• _Work instructions_:
Report how many lines of the following entries include the string "JSON"; respond with the number alone.
-- BEGIN --
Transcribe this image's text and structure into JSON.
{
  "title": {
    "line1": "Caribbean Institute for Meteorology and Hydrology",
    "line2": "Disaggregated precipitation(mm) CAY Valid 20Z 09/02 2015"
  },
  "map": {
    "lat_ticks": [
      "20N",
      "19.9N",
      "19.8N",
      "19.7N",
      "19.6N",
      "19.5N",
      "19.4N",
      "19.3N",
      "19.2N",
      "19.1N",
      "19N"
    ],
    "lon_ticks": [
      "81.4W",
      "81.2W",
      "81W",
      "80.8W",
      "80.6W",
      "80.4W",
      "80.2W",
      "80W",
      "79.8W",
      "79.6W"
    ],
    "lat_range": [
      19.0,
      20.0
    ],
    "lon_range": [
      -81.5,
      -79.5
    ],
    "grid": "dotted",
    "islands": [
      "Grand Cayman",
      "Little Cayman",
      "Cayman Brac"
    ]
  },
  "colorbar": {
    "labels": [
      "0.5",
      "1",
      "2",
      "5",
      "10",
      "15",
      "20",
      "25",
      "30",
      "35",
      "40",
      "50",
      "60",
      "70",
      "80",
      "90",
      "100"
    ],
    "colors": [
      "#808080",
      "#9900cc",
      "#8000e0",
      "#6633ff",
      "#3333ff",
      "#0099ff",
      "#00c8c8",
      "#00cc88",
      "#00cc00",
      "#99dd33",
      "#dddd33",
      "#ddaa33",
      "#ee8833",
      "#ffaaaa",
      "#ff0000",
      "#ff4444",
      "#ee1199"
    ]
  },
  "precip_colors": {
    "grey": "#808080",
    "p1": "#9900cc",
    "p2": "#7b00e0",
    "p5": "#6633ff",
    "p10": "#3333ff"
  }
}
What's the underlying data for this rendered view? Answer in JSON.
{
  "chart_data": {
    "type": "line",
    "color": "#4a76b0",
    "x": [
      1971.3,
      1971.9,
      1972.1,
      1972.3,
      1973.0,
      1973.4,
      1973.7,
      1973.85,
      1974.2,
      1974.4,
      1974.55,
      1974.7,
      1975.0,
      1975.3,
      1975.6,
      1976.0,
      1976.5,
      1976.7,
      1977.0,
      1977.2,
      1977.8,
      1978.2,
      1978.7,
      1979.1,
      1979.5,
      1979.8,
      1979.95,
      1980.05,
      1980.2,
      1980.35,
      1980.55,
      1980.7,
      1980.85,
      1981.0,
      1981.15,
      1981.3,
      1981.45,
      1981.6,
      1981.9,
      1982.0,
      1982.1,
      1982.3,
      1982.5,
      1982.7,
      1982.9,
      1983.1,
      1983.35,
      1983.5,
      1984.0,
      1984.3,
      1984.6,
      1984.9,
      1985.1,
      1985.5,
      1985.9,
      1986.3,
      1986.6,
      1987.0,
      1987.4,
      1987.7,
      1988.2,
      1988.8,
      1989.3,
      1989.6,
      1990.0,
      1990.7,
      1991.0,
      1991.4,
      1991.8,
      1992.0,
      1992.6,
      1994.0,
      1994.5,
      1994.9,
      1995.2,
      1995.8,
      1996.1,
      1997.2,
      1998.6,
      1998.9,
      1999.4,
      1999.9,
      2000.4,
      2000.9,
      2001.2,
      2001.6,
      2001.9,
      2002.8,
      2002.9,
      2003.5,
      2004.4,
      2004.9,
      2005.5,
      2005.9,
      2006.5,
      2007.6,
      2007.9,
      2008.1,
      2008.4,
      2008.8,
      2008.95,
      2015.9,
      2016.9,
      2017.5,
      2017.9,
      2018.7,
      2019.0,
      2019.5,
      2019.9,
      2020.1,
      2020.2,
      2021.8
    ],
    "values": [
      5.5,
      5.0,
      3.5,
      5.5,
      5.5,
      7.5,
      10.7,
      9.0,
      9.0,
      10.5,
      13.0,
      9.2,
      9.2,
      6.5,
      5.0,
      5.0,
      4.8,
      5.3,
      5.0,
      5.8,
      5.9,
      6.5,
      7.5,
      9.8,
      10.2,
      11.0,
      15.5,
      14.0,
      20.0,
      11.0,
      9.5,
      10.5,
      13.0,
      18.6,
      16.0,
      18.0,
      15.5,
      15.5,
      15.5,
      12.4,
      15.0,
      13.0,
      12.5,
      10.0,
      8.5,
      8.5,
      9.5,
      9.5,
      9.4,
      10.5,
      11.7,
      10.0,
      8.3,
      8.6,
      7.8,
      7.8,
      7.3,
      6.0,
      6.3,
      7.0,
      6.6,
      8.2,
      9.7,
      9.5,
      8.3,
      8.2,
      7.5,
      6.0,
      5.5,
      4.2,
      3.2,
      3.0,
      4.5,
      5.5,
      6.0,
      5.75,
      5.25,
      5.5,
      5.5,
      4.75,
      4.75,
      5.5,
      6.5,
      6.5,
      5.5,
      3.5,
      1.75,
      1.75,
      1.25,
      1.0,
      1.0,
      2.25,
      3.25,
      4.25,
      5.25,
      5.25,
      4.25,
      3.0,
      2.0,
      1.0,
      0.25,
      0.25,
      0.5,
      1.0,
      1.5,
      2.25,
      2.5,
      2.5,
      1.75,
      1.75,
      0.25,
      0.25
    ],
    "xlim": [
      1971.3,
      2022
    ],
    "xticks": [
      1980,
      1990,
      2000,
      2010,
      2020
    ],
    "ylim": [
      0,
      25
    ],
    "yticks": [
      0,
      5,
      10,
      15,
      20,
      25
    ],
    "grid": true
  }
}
-- END --
• _Output of the exercise_:
2